══ Task input

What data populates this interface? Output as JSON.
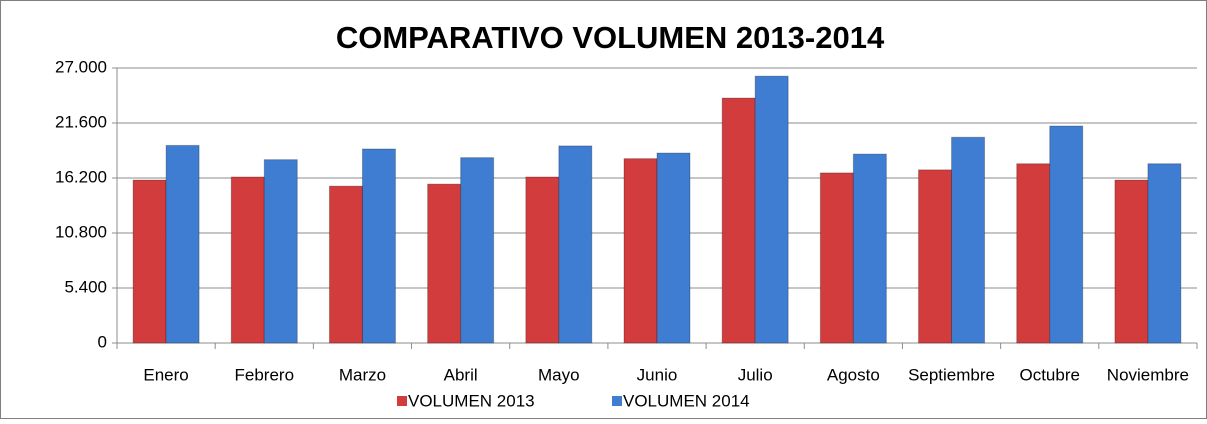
{
  "chart_data": {
    "type": "bar",
    "title": "COMPARATIVO VOLUMEN 2013-2014",
    "categories": [
      "Enero",
      "Febrero",
      "Marzo",
      "Abril",
      "Mayo",
      "Junio",
      "Julio",
      "Agosto",
      "Septiembre",
      "Octubre",
      "Noviembre"
    ],
    "series": [
      {
        "name": "VOLUMEN 2013",
        "color": "#d23c3c",
        "values": [
          16000,
          16300,
          15400,
          15600,
          16300,
          18100,
          24050,
          16700,
          17000,
          17600,
          16000
        ]
      },
      {
        "name": "VOLUMEN 2014",
        "color": "#3e7dd1",
        "values": [
          19400,
          18000,
          19050,
          18200,
          19350,
          18650,
          26200,
          18550,
          20200,
          21300,
          17600
        ]
      }
    ],
    "ylim": [
      0,
      27000
    ],
    "yticks": [
      0,
      {
        "value": 5400,
        "label": "5.400"
      },
      {
        "value": 10800,
        "label": "10.800"
      },
      {
        "value": 16200,
        "label": "16.200"
      },
      {
        "value": 21600,
        "label": "21.600"
      },
      {
        "value": 27000,
        "label": "27.000"
      }
    ],
    "grid": true,
    "legend": "bottom"
  }
}
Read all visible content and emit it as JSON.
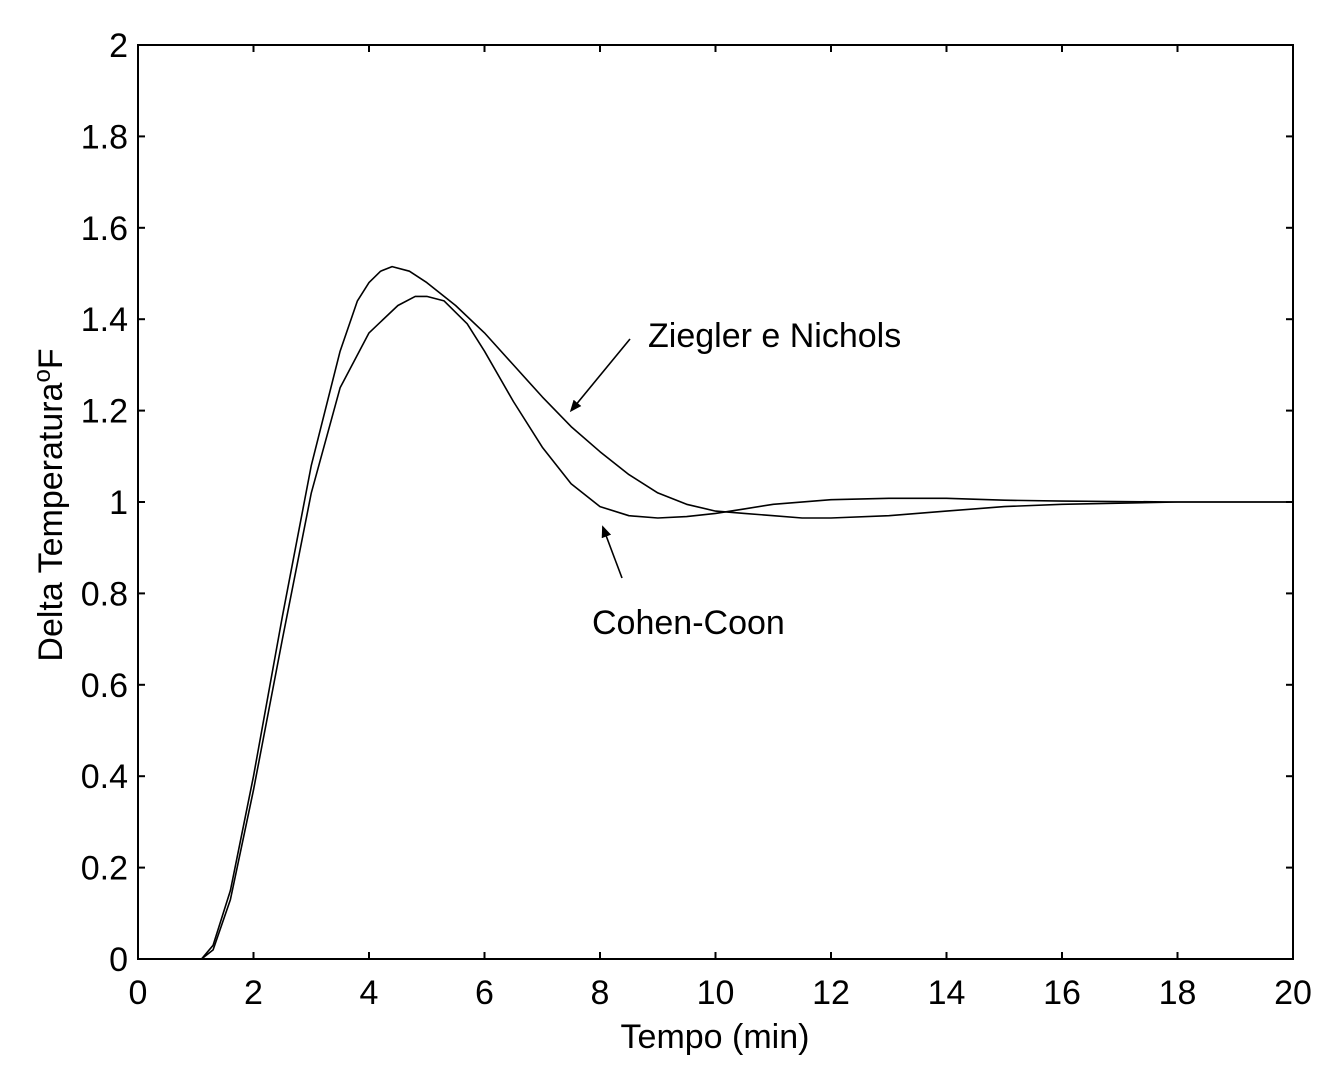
{
  "chart_data": {
    "type": "line",
    "title": "",
    "xlabel": "Tempo (min)",
    "ylabel": "Delta Temperatura",
    "ylabel_unit": "F",
    "ylabel_degree": "o",
    "xlim": [
      0,
      20
    ],
    "ylim": [
      0,
      2
    ],
    "xticks": [
      0,
      2,
      4,
      6,
      8,
      10,
      12,
      14,
      16,
      18,
      20
    ],
    "yticks": [
      0,
      0.2,
      0.4,
      0.6,
      0.8,
      1,
      1.2,
      1.4,
      1.6,
      1.8,
      2
    ],
    "grid": false,
    "line_color": "#000000",
    "series": [
      {
        "annotation": "Ziegler e Nichols",
        "points": [
          [
            0,
            0
          ],
          [
            1.1,
            0
          ],
          [
            1.3,
            0.03
          ],
          [
            1.6,
            0.15
          ],
          [
            2,
            0.4
          ],
          [
            2.5,
            0.75
          ],
          [
            3,
            1.08
          ],
          [
            3.5,
            1.33
          ],
          [
            3.8,
            1.44
          ],
          [
            4,
            1.48
          ],
          [
            4.2,
            1.505
          ],
          [
            4.4,
            1.515
          ],
          [
            4.7,
            1.505
          ],
          [
            5,
            1.48
          ],
          [
            5.5,
            1.43
          ],
          [
            6,
            1.37
          ],
          [
            6.5,
            1.3
          ],
          [
            7,
            1.23
          ],
          [
            7.5,
            1.165
          ],
          [
            8,
            1.11
          ],
          [
            8.5,
            1.06
          ],
          [
            9,
            1.02
          ],
          [
            9.5,
            0.995
          ],
          [
            10,
            0.98
          ],
          [
            10.5,
            0.975
          ],
          [
            11,
            0.97
          ],
          [
            11.5,
            0.965
          ],
          [
            12,
            0.965
          ],
          [
            13,
            0.97
          ],
          [
            14,
            0.98
          ],
          [
            15,
            0.99
          ],
          [
            16,
            0.995
          ],
          [
            18,
            1
          ],
          [
            20,
            1
          ]
        ]
      },
      {
        "annotation": "Cohen-Coon",
        "points": [
          [
            0,
            0
          ],
          [
            1.1,
            0
          ],
          [
            1.3,
            0.02
          ],
          [
            1.6,
            0.13
          ],
          [
            2,
            0.37
          ],
          [
            2.5,
            0.7
          ],
          [
            3,
            1.02
          ],
          [
            3.5,
            1.25
          ],
          [
            4,
            1.37
          ],
          [
            4.5,
            1.43
          ],
          [
            4.8,
            1.45
          ],
          [
            5,
            1.45
          ],
          [
            5.3,
            1.44
          ],
          [
            5.7,
            1.39
          ],
          [
            6,
            1.33
          ],
          [
            6.5,
            1.22
          ],
          [
            7,
            1.12
          ],
          [
            7.5,
            1.04
          ],
          [
            8,
            0.99
          ],
          [
            8.5,
            0.97
          ],
          [
            9,
            0.965
          ],
          [
            9.5,
            0.968
          ],
          [
            10,
            0.975
          ],
          [
            10.5,
            0.985
          ],
          [
            11,
            0.995
          ],
          [
            12,
            1.005
          ],
          [
            13,
            1.008
          ],
          [
            14,
            1.008
          ],
          [
            15,
            1.004
          ],
          [
            16,
            1.002
          ],
          [
            18,
            1
          ],
          [
            20,
            1
          ]
        ]
      }
    ],
    "annotations": [
      {
        "text": "Ziegler e Nichols",
        "arrow_to": [
          7.5,
          1.2
        ]
      },
      {
        "text": "Cohen-Coon",
        "arrow_to": [
          8.05,
          0.945
        ]
      }
    ]
  }
}
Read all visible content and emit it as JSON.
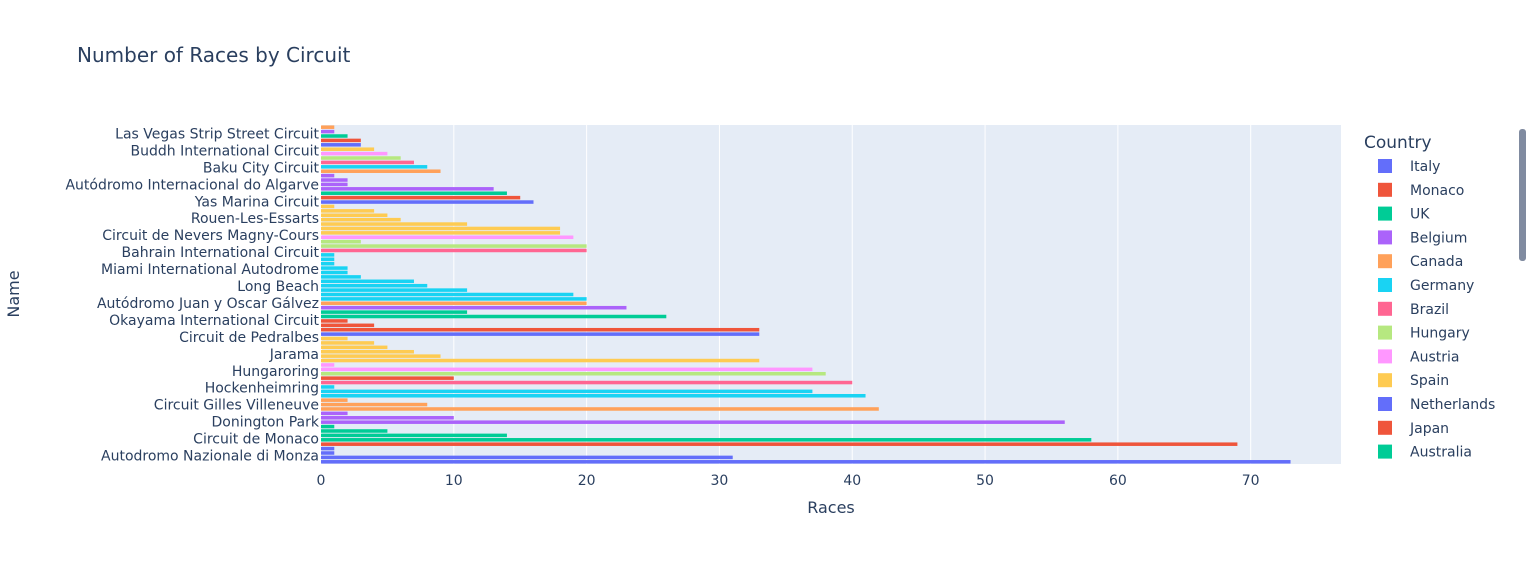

════

Written exercise => Copy the data character for character, but drop all pictures from the copy.

Output =>
What data populates this interface? Output as JSON.
{
  "chart_data": {
    "type": "bar",
    "title": "COMPARATIVO VOLUMEN 2013-2014",
    "categories": [
      "Enero",
      "Febrero",
      "Marzo",
      "Abril",
      "Mayo",
      "Junio",
      "Julio",
      "Agosto",
      "Septiembre",
      "Octubre",
      "Noviembre"
    ],
    "series": [
      {
        "name": "VOLUMEN 2013",
        "color": "#d23c3c",
        "values": [
          16000,
          16300,
          15400,
          15600,
          16300,
          18100,
          24050,
          16700,
          17000,
          17600,
          16000
        ]
      },
      {
        "name": "VOLUMEN 2014",
        "color": "#3e7dd1",
        "values": [
          19400,
          18000,
          19050,
          18200,
          19350,
          18650,
          26200,
          18550,
          20200,
          21300,
          17600
        ]
      }
    ],
    "ylim": [
      0,
      27000
    ],
    "yticks": [
      0,
      {
        "value": 5400,
        "label": "5.400"
      },
      {
        "value": 10800,
        "label": "10.800"
      },
      {
        "value": 16200,
        "label": "16.200"
      },
      {
        "value": 21600,
        "label": "21.600"
      },
      {
        "value": 27000,
        "label": "27.000"
      }
    ],
    "grid": true,
    "legend": "bottom"
  }
}
Read all visible content and emit it as JSON.
{
  "chart_data": {
    "type": "line",
    "title": "",
    "xlabel": "Tempo (min)",
    "ylabel": "Delta Temperatura",
    "ylabel_unit": "F",
    "ylabel_degree": "o",
    "xlim": [
      0,
      20
    ],
    "ylim": [
      0,
      2
    ],
    "xticks": [
      0,
      2,
      4,
      6,
      8,
      10,
      12,
      14,
      16,
      18,
      20
    ],
    "yticks": [
      0,
      0.2,
      0.4,
      0.6,
      0.8,
      1,
      1.2,
      1.4,
      1.6,
      1.8,
      2
    ],
    "grid": false,
    "line_color": "#000000",
    "series": [
      {
        "annotation": "Ziegler e Nichols",
        "points": [
          [
            0,
            0
          ],
          [
            1.1,
            0
          ],
          [
            1.3,
            0.03
          ],
          [
            1.6,
            0.15
          ],
          [
            2,
            0.4
          ],
          [
            2.5,
            0.75
          ],
          [
            3,
            1.08
          ],
          [
            3.5,
            1.33
          ],
          [
            3.8,
            1.44
          ],
          [
            4,
            1.48
          ],
          [
            4.2,
            1.505
          ],
          [
            4.4,
            1.515
          ],
          [
            4.7,
            1.505
          ],
          [
            5,
            1.48
          ],
          [
            5.5,
            1.43
          ],
          [
            6,
            1.37
          ],
          [
            6.5,
            1.3
          ],
          [
            7,
            1.23
          ],
          [
            7.5,
            1.165
          ],
          [
            8,
            1.11
          ],
          [
            8.5,
            1.06
          ],
          [
            9,
            1.02
          ],
          [
            9.5,
            0.995
          ],
          [
            10,
            0.98
          ],
          [
            10.5,
            0.975
          ],
          [
            11,
            0.97
          ],
          [
            11.5,
            0.965
          ],
          [
            12,
            0.965
          ],
          [
            13,
            0.97
          ],
          [
            14,
            0.98
          ],
          [
            15,
            0.99
          ],
          [
            16,
            0.995
          ],
          [
            18,
            1
          ],
          [
            20,
            1
          ]
        ]
      },
      {
        "annotation": "Cohen-Coon",
        "points": [
          [
            0,
            0
          ],
          [
            1.1,
            0
          ],
          [
            1.3,
            0.02
          ],
          [
            1.6,
            0.13
          ],
          [
            2,
            0.37
          ],
          [
            2.5,
            0.7
          ],
          [
            3,
            1.02
          ],
          [
            3.5,
            1.25
          ],
          [
            4,
            1.37
          ],
          [
            4.5,
            1.43
          ],
          [
            4.8,
            1.45
          ],
          [
            5,
            1.45
          ],
          [
            5.3,
            1.44
          ],
          [
            5.7,
            1.39
          ],
          [
            6,
            1.33
          ],
          [
            6.5,
            1.22
          ],
          [
            7,
            1.12
          ],
          [
            7.5,
            1.04
          ],
          [
            8,
            0.99
          ],
          [
            8.5,
            0.97
          ],
          [
            9,
            0.965
          ],
          [
            9.5,
            0.968
          ],
          [
            10,
            0.975
          ],
          [
            10.5,
            0.985
          ],
          [
            11,
            0.995
          ],
          [
            12,
            1.005
          ],
          [
            13,
            1.008
          ],
          [
            14,
            1.008
          ],
          [
            15,
            1.004
          ],
          [
            16,
            1.002
          ],
          [
            18,
            1
          ],
          [
            20,
            1
          ]
        ]
      }
    ],
    "annotations": [
      {
        "text": "Ziegler e Nichols",
        "arrow_to": [
          7.5,
          1.2
        ]
      },
      {
        "text": "Cohen-Coon",
        "arrow_to": [
          8.05,
          0.945
        ]
      }
    ]
  }
}
Read all visible content and emit it as JSON.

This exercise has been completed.